DATA TO PROCESS:
========================================
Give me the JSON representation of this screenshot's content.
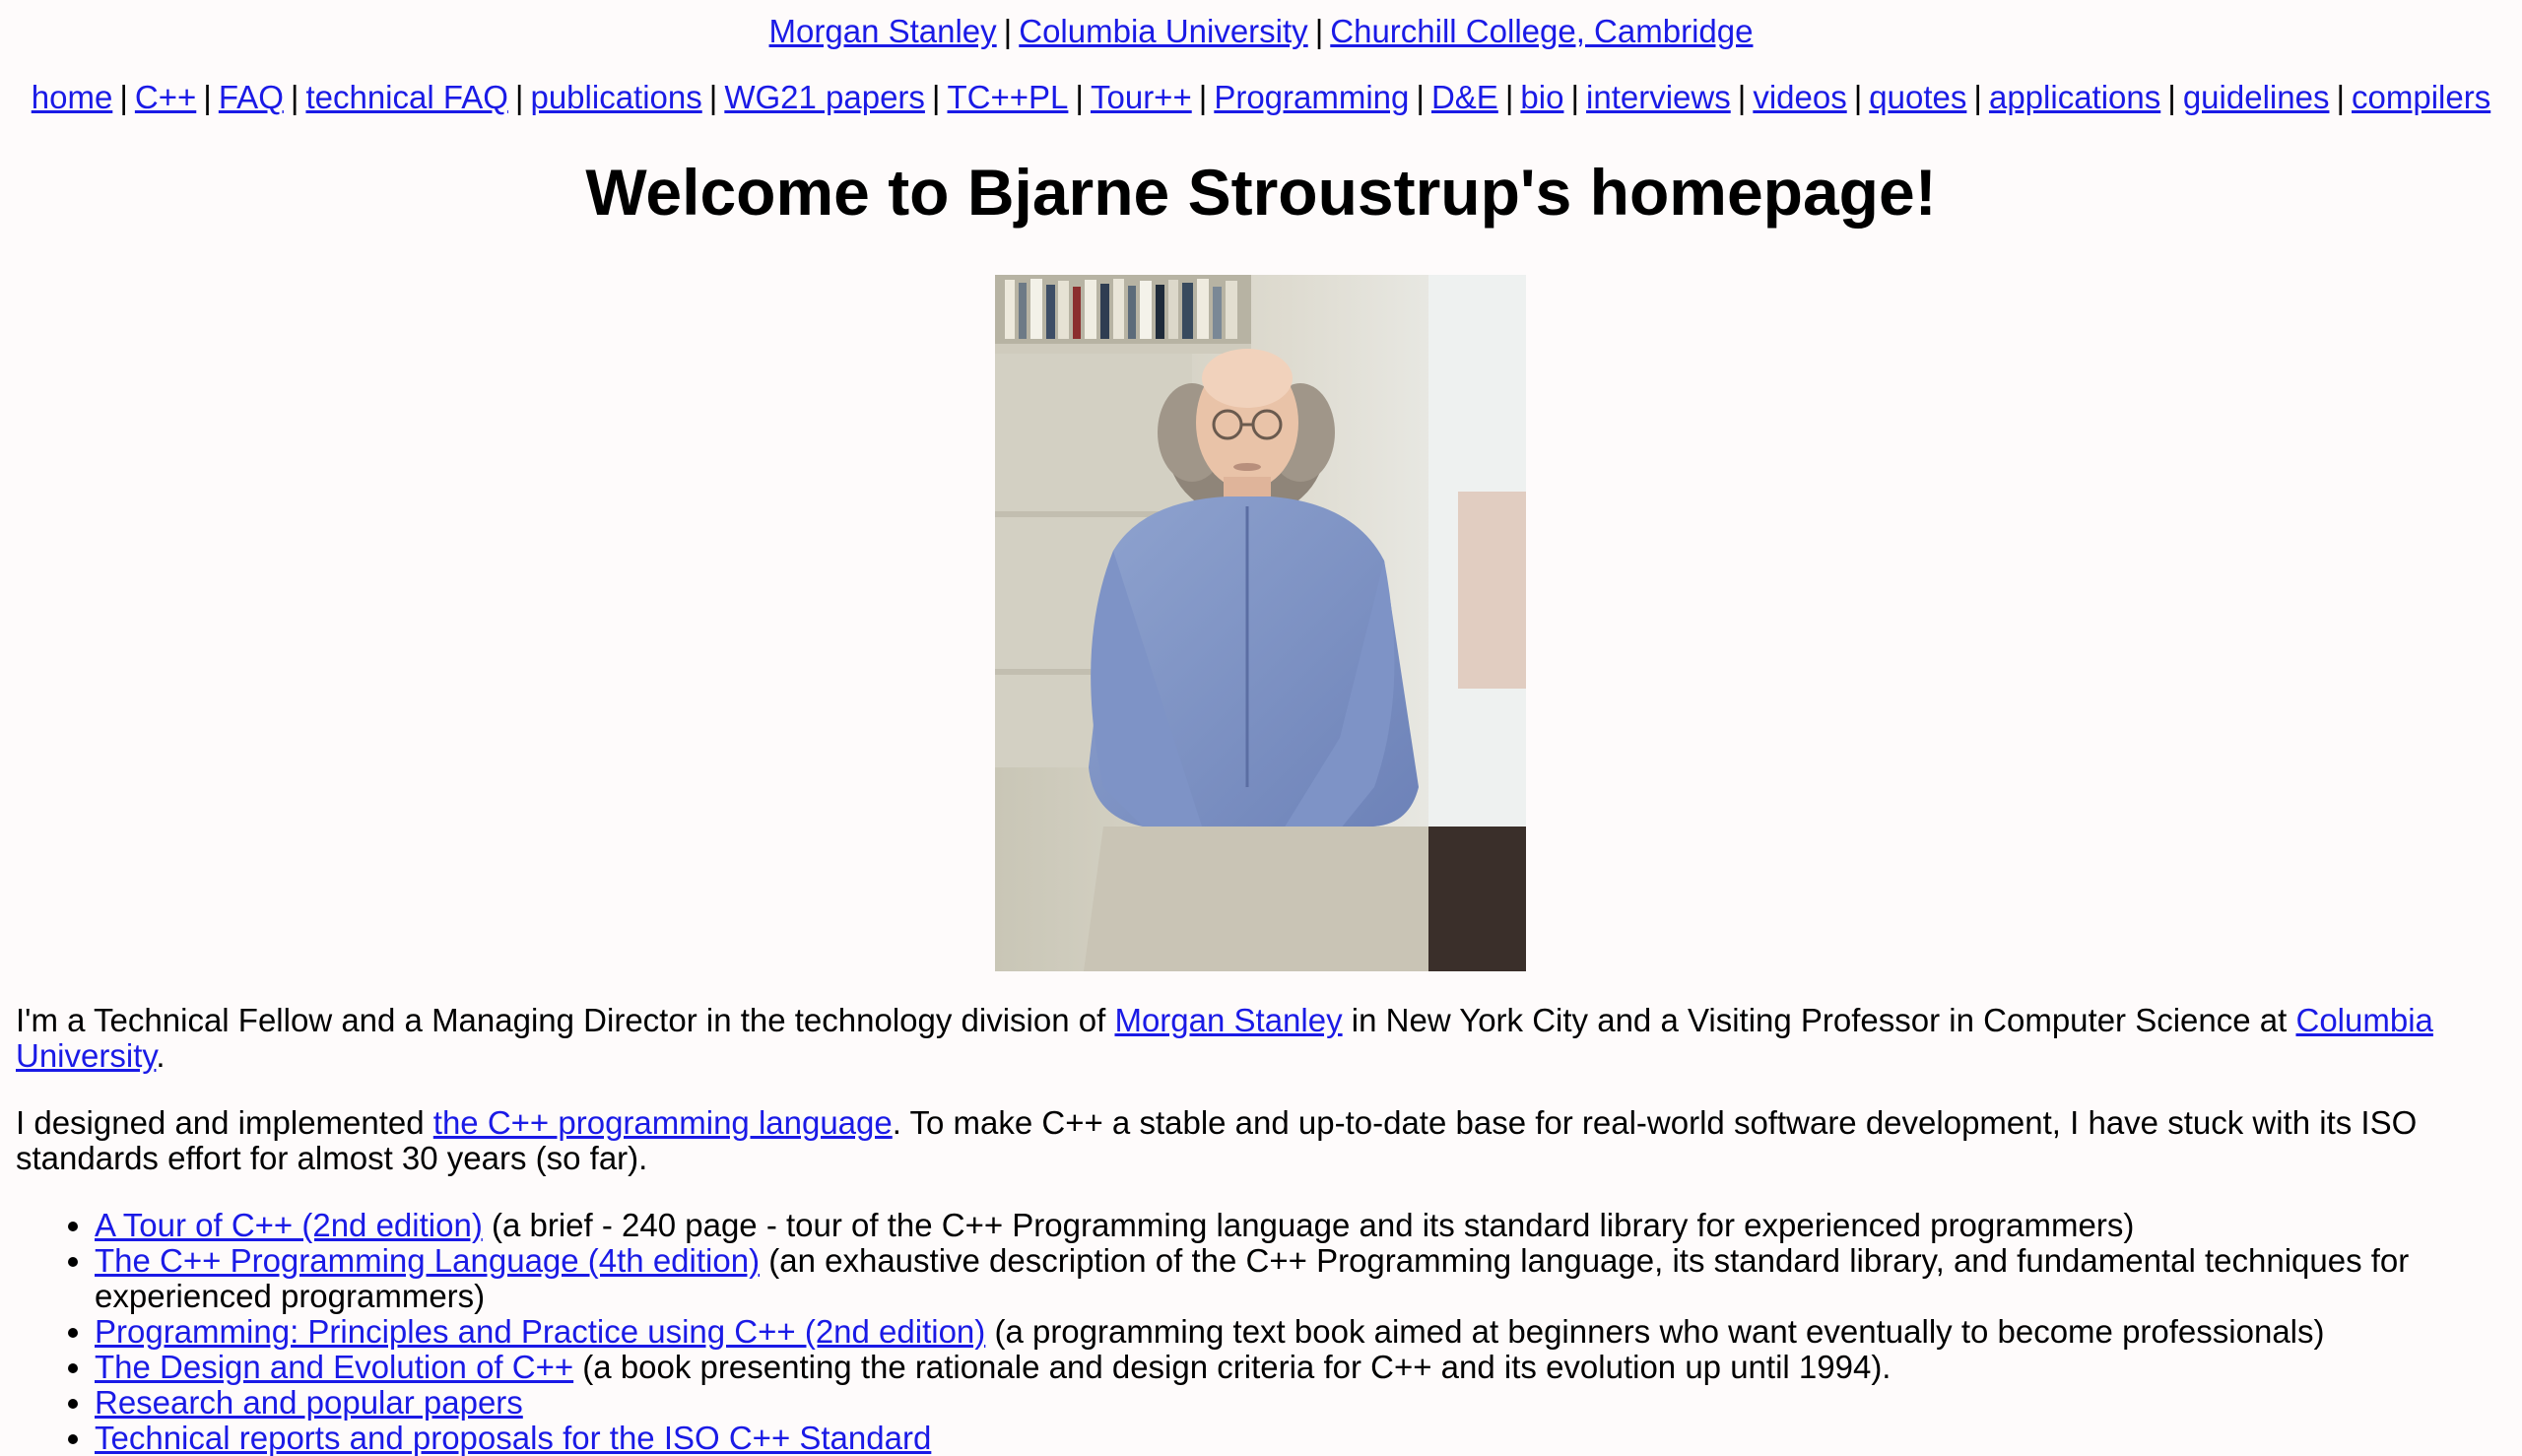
{
  "affiliations": [
    {
      "label": "Morgan Stanley"
    },
    {
      "label": "Columbia University"
    },
    {
      "label": "Churchill College, Cambridge"
    }
  ],
  "separator": "|",
  "nav": [
    {
      "label": "home"
    },
    {
      "label": "C++"
    },
    {
      "label": "FAQ"
    },
    {
      "label": "technical FAQ"
    },
    {
      "label": "publications"
    },
    {
      "label": "WG21 papers"
    },
    {
      "label": "TC++PL"
    },
    {
      "label": "Tour++"
    },
    {
      "label": "Programming"
    },
    {
      "label": "D&E"
    },
    {
      "label": "bio"
    },
    {
      "label": "interviews"
    },
    {
      "label": "videos"
    },
    {
      "label": "quotes"
    },
    {
      "label": "applications"
    },
    {
      "label": "guidelines"
    },
    {
      "label": "compilers"
    }
  ],
  "title": "Welcome to Bjarne Stroustrup's homepage!",
  "intro1": {
    "t1": "I'm a Technical Fellow and a Managing Director in the technology division of ",
    "link1": "Morgan Stanley",
    "t2": " in New York City and a Visiting Professor in Computer Science at ",
    "link2": "Columbia University",
    "t3": "."
  },
  "intro2": {
    "t1": "I designed and implemented ",
    "link": "the C++ programming language",
    "t2": ". To make C++ a stable and up-to-date base for real-world software development, I have stuck with its ISO standards effort for almost 30 years (so far)."
  },
  "books": [
    {
      "link": "A Tour of C++ (2nd edition)",
      "desc": " (a brief - 240 page - tour of the C++ Programming language and its standard library for experienced programmers)"
    },
    {
      "link": "The C++ Programming Language (4th edition)",
      "desc": " (an exhaustive description of the C++ Programming language, its standard library, and fundamental techniques for experienced programmers)"
    },
    {
      "link": "Programming: Principles and Practice using C++ (2nd edition)",
      "desc": " (a programming text book aimed at beginners who want eventually to become professionals)"
    },
    {
      "link": "The Design and Evolution of C++",
      "desc": " (a book presenting the rationale and design criteria for C++ and its evolution up until 1994)."
    },
    {
      "link": "Research and popular papers",
      "desc": ""
    },
    {
      "link": "Technical reports and proposals for the ISO C++ Standard",
      "desc": ""
    }
  ]
}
========================================
DIRECTIVE: Read the data above and pull out each line that holds the string "programmers".

WRITTEN RESPONSE:
      "desc": " (a brief - 240 page - tour of the C++ Programming language and its standard library for experienced programmers)"
      "desc": " (an exhaustive description of the C++ Programming language, its standard library, and fundamental techniques for experienced programmers)"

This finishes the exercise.